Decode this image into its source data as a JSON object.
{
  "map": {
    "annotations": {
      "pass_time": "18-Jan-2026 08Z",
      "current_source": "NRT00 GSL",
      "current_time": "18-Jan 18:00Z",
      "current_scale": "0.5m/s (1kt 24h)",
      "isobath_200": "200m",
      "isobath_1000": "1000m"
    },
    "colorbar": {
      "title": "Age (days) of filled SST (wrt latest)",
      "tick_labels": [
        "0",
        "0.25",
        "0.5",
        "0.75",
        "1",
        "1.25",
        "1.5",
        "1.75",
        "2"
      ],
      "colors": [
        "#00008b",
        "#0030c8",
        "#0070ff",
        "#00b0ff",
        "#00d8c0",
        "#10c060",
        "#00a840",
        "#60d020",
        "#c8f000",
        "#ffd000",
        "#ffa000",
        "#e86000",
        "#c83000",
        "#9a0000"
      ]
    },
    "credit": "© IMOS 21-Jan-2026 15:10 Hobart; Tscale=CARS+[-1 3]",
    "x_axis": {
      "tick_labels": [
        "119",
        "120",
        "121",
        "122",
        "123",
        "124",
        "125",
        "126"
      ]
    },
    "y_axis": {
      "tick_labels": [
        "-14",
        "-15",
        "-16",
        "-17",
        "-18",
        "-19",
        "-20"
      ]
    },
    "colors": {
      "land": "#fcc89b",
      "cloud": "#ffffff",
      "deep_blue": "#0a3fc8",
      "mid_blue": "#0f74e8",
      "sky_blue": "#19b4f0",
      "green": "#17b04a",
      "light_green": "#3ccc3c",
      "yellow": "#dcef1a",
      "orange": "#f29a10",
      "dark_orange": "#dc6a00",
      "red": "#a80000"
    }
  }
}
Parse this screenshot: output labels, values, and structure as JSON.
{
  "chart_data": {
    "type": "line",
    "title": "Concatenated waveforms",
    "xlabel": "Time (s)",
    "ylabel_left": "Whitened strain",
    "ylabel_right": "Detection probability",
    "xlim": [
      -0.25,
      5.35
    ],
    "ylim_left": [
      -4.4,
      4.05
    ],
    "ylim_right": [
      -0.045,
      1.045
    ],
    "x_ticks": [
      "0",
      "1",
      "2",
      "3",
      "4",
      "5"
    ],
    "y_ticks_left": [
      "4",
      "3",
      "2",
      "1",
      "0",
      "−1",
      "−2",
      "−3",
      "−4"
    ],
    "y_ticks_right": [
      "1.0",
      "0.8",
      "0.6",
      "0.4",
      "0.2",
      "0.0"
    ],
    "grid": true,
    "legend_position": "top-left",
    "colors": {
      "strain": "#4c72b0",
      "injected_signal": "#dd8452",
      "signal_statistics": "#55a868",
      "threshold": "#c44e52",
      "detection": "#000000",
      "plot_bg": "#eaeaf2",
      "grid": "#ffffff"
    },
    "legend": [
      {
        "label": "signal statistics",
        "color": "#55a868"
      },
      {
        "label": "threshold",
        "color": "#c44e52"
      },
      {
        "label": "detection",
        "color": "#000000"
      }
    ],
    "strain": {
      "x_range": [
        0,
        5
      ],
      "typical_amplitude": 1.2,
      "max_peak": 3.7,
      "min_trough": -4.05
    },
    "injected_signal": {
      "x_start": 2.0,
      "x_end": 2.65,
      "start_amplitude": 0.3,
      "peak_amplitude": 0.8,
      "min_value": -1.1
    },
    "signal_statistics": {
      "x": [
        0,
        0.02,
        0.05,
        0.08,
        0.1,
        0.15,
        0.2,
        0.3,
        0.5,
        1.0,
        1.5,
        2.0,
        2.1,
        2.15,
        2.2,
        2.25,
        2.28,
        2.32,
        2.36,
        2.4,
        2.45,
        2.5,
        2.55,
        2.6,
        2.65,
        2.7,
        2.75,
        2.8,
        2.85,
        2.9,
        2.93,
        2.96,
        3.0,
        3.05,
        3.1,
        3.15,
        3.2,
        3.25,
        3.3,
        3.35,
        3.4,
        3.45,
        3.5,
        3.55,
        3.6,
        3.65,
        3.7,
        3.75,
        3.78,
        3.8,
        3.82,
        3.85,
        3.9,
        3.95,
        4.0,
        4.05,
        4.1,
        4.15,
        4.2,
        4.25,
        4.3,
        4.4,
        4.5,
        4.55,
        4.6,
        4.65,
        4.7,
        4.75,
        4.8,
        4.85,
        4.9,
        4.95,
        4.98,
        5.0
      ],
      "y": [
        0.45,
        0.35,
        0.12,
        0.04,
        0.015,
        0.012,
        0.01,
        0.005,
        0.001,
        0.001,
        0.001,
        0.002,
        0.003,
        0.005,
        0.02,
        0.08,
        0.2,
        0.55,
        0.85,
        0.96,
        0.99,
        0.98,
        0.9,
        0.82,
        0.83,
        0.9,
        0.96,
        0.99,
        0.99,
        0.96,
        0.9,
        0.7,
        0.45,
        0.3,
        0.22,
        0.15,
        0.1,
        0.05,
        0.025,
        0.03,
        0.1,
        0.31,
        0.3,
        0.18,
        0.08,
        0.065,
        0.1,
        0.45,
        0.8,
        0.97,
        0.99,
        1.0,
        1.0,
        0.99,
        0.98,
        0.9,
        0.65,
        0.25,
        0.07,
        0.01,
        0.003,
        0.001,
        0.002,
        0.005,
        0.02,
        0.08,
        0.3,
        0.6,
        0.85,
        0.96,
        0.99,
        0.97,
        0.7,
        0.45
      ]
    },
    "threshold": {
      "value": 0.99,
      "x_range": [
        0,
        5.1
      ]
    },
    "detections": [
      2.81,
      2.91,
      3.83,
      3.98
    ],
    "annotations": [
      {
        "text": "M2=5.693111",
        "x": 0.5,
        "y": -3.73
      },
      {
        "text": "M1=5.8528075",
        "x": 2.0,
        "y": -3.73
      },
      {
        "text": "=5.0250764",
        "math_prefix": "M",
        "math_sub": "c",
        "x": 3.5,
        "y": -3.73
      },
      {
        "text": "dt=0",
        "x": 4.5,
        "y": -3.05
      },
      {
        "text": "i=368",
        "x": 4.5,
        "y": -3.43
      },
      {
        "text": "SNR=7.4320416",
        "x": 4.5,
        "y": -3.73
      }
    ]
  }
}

________________________________________

=== Prompt ===
Return the whole listing exactly.

=== Solution for this task ===
Decode this image into its source data as a JSON object.
{
  "map": {
    "annotations": {
      "pass_time": "18-Jan-2026 08Z",
      "current_source": "NRT00 GSL",
      "current_time": "18-Jan 18:00Z",
      "current_scale": "0.5m/s (1kt 24h)",
      "isobath_200": "200m",
      "isobath_1000": "1000m"
    },
    "colorbar": {
      "title": "Age (days) of filled SST (wrt latest)",
      "tick_labels": [
        "0",
        "0.25",
        "0.5",
        "0.75",
        "1",
        "1.25",
        "1.5",
        "1.75",
        "2"
      ],
      "colors": [
        "#00008b",
        "#0030c8",
        "#0070ff",
        "#00b0ff",
        "#00d8c0",
        "#10c060",
        "#00a840",
        "#60d020",
        "#c8f000",
        "#ffd000",
        "#ffa000",
        "#e86000",
        "#c83000",
        "#9a0000"
      ]
    },
    "credit": "© IMOS 21-Jan-2026 15:10 Hobart; Tscale=CARS+[-1 3]",
    "x_axis": {
      "tick_labels": [
        "119",
        "120",
        "121",
        "122",
        "123",
        "124",
        "125",
        "126"
      ]
    },
    "y_axis": {
      "tick_labels": [
        "-14",
        "-15",
        "-16",
        "-17",
        "-18",
        "-19",
        "-20"
      ]
    },
    "colors": {
      "land": "#fcc89b",
      "cloud": "#ffffff",
      "deep_blue": "#0a3fc8",
      "mid_blue": "#0f74e8",
      "sky_blue": "#19b4f0",
      "green": "#17b04a",
      "light_green": "#3ccc3c",
      "yellow": "#dcef1a",
      "orange": "#f29a10",
      "dark_orange": "#dc6a00",
      "red": "#a80000"
    }
  }
}
Parse this screenshot: output labels, values, and structure as JSON.
{
  "chart_data": {
    "type": "line",
    "title": "Concatenated waveforms",
    "xlabel": "Time (s)",
    "ylabel_left": "Whitened strain",
    "ylabel_right": "Detection probability",
    "xlim": [
      -0.25,
      5.35
    ],
    "ylim_left": [
      -4.4,
      4.05
    ],
    "ylim_right": [
      -0.045,
      1.045
    ],
    "x_ticks": [
      "0",
      "1",
      "2",
      "3",
      "4",
      "5"
    ],
    "y_ticks_left": [
      "4",
      "3",
      "2",
      "1",
      "0",
      "−1",
      "−2",
      "−3",
      "−4"
    ],
    "y_ticks_right": [
      "1.0",
      "0.8",
      "0.6",
      "0.4",
      "0.2",
      "0.0"
    ],
    "grid": true,
    "legend_position": "top-left",
    "colors": {
      "strain": "#4c72b0",
      "injected_signal": "#dd8452",
      "signal_statistics": "#55a868",
      "threshold": "#c44e52",
      "detection": "#000000",
      "plot_bg": "#eaeaf2",
      "grid": "#ffffff"
    },
    "legend": [
      {
        "label": "signal statistics",
        "color": "#55a868"
      },
      {
        "label": "threshold",
        "color": "#c44e52"
      },
      {
        "label": "detection",
        "color": "#000000"
      }
    ],
    "strain": {
      "x_range": [
        0,
        5
      ],
      "typical_amplitude": 1.2,
      "max_peak": 3.7,
      "min_trough": -4.05
    },
    "injected_signal": {
      "x_start": 2.0,
      "x_end": 2.65,
      "start_amplitude": 0.3,
      "peak_amplitude": 0.8,
      "min_value": -1.1
    },
    "signal_statistics": {
      "x": [
        0,
        0.02,
        0.05,
        0.08,
        0.1,
        0.15,
        0.2,
        0.3,
        0.5,
        1.0,
        1.5,
        2.0,
        2.1,
        2.15,
        2.2,
        2.25,
        2.28,
        2.32,
        2.36,
        2.4,
        2.45,
        2.5,
        2.55,
        2.6,
        2.65,
        2.7,
        2.75,
        2.8,
        2.85,
        2.9,
        2.93,
        2.96,
        3.0,
        3.05,
        3.1,
        3.15,
        3.2,
        3.25,
        3.3,
        3.35,
        3.4,
        3.45,
        3.5,
        3.55,
        3.6,
        3.65,
        3.7,
        3.75,
        3.78,
        3.8,
        3.82,
        3.85,
        3.9,
        3.95,
        4.0,
        4.05,
        4.1,
        4.15,
        4.2,
        4.25,
        4.3,
        4.4,
        4.5,
        4.55,
        4.6,
        4.65,
        4.7,
        4.75,
        4.8,
        4.85,
        4.9,
        4.95,
        4.98,
        5.0
      ],
      "y": [
        0.45,
        0.35,
        0.12,
        0.04,
        0.015,
        0.012,
        0.01,
        0.005,
        0.001,
        0.001,
        0.001,
        0.002,
        0.003,
        0.005,
        0.02,
        0.08,
        0.2,
        0.55,
        0.85,
        0.96,
        0.99,
        0.98,
        0.9,
        0.82,
        0.83,
        0.9,
        0.96,
        0.99,
        0.99,
        0.96,
        0.9,
        0.7,
        0.45,
        0.3,
        0.22,
        0.15,
        0.1,
        0.05,
        0.025,
        0.03,
        0.1,
        0.31,
        0.3,
        0.18,
        0.08,
        0.065,
        0.1,
        0.45,
        0.8,
        0.97,
        0.99,
        1.0,
        1.0,
        0.99,
        0.98,
        0.9,
        0.65,
        0.25,
        0.07,
        0.01,
        0.003,
        0.001,
        0.002,
        0.005,
        0.02,
        0.08,
        0.3,
        0.6,
        0.85,
        0.96,
        0.99,
        0.97,
        0.7,
        0.45
      ]
    },
    "threshold": {
      "value": 0.99,
      "x_range": [
        0,
        5.1
      ]
    },
    "detections": [
      2.81,
      2.91,
      3.83,
      3.98
    ],
    "annotations": [
      {
        "text": "M2=5.693111",
        "x": 0.5,
        "y": -3.73
      },
      {
        "text": "M1=5.8528075",
        "x": 2.0,
        "y": -3.73
      },
      {
        "text": "=5.0250764",
        "math_prefix": "M",
        "math_sub": "c",
        "x": 3.5,
        "y": -3.73
      },
      {
        "text": "dt=0",
        "x": 4.5,
        "y": -3.05
      },
      {
        "text": "i=368",
        "x": 4.5,
        "y": -3.43
      },
      {
        "text": "SNR=7.4320416",
        "x": 4.5,
        "y": -3.73
      }
    ]
  }
}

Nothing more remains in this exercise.